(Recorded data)

- - - - -

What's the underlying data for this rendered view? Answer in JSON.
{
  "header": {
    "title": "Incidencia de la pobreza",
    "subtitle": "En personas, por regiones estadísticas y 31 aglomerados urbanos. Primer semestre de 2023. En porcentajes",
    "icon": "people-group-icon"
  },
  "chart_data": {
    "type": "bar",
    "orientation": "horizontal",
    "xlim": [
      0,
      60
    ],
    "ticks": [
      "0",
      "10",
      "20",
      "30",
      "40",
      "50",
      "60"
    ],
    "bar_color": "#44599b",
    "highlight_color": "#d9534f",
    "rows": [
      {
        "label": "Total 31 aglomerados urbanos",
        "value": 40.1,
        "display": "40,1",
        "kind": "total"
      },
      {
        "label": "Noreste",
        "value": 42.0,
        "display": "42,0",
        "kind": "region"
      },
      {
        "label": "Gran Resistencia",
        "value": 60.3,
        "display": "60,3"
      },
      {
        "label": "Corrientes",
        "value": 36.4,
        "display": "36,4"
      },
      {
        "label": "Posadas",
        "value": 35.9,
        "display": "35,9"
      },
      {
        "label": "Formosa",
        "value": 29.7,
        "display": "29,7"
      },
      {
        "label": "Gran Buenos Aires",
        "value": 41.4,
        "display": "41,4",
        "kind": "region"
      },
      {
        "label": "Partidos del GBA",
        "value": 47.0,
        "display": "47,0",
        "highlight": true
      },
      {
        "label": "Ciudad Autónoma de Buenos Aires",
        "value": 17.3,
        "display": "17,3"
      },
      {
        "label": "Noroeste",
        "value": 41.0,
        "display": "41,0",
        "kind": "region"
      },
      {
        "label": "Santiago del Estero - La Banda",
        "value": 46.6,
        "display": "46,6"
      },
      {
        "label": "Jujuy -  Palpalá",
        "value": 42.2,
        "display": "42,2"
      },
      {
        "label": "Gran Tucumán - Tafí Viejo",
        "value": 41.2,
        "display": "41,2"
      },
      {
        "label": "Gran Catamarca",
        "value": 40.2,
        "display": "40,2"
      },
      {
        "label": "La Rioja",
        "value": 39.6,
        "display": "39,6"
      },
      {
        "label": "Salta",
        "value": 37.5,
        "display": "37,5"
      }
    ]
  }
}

- - - - -

- Given request -
Find the lines holding "Aires" and list every one.

- Answer to the problem -
        "label": "Gran Buenos Aires",
        "label": "Ciudad Autónoma de Buenos Aires",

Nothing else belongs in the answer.